Exercise :: Set down the records exactly as they stand, except for any pictures, which you should omit.

Supplied information ::

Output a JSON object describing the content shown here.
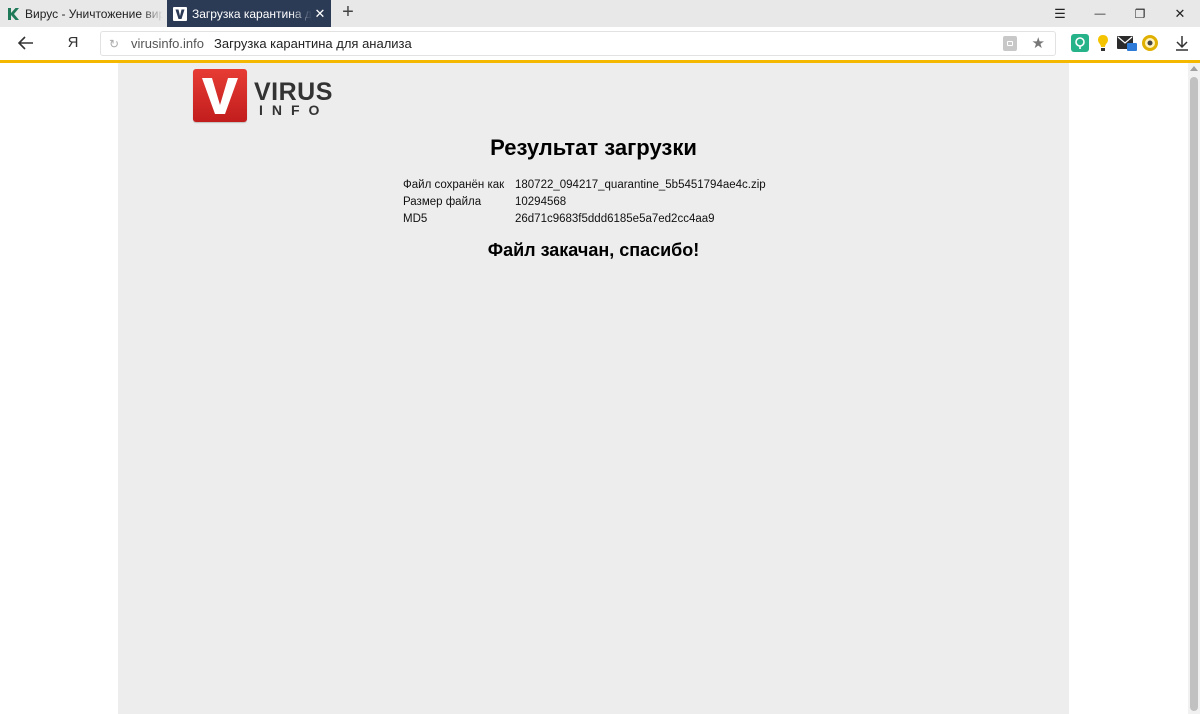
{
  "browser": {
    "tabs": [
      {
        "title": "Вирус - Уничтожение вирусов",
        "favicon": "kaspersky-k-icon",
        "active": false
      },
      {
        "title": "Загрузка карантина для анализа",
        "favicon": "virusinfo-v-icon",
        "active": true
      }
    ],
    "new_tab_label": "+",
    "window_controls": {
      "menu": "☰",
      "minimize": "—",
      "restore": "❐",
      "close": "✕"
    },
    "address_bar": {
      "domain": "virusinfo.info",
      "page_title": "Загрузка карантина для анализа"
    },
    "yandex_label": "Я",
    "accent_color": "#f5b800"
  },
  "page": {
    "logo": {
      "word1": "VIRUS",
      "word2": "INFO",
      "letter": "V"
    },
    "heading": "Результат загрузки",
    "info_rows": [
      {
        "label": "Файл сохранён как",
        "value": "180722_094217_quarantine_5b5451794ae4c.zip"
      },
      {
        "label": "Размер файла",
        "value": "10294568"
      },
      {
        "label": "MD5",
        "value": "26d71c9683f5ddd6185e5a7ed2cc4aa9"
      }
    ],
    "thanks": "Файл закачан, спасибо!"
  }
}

Solution for this exercise ::
Output a JSON object describing the content shown here.
{
  "browser": {
    "tabs": [
      {
        "title": "Вирус - Уничтожение вирусов",
        "favicon": "kaspersky-k-icon",
        "active": false
      },
      {
        "title": "Загрузка карантина для анализа",
        "favicon": "virusinfo-v-icon",
        "active": true
      }
    ],
    "new_tab_label": "+",
    "window_controls": {
      "menu": "☰",
      "minimize": "—",
      "restore": "❐",
      "close": "✕"
    },
    "address_bar": {
      "domain": "virusinfo.info",
      "page_title": "Загрузка карантина для анализа"
    },
    "yandex_label": "Я",
    "accent_color": "#f5b800"
  },
  "page": {
    "logo": {
      "word1": "VIRUS",
      "word2": "INFO",
      "letter": "V"
    },
    "heading": "Результат загрузки",
    "info_rows": [
      {
        "label": "Файл сохранён как",
        "value": "180722_094217_quarantine_5b5451794ae4c.zip"
      },
      {
        "label": "Размер файла",
        "value": "10294568"
      },
      {
        "label": "MD5",
        "value": "26d71c9683f5ddd6185e5a7ed2cc4aa9"
      }
    ],
    "thanks": "Файл закачан, спасибо!"
  }
}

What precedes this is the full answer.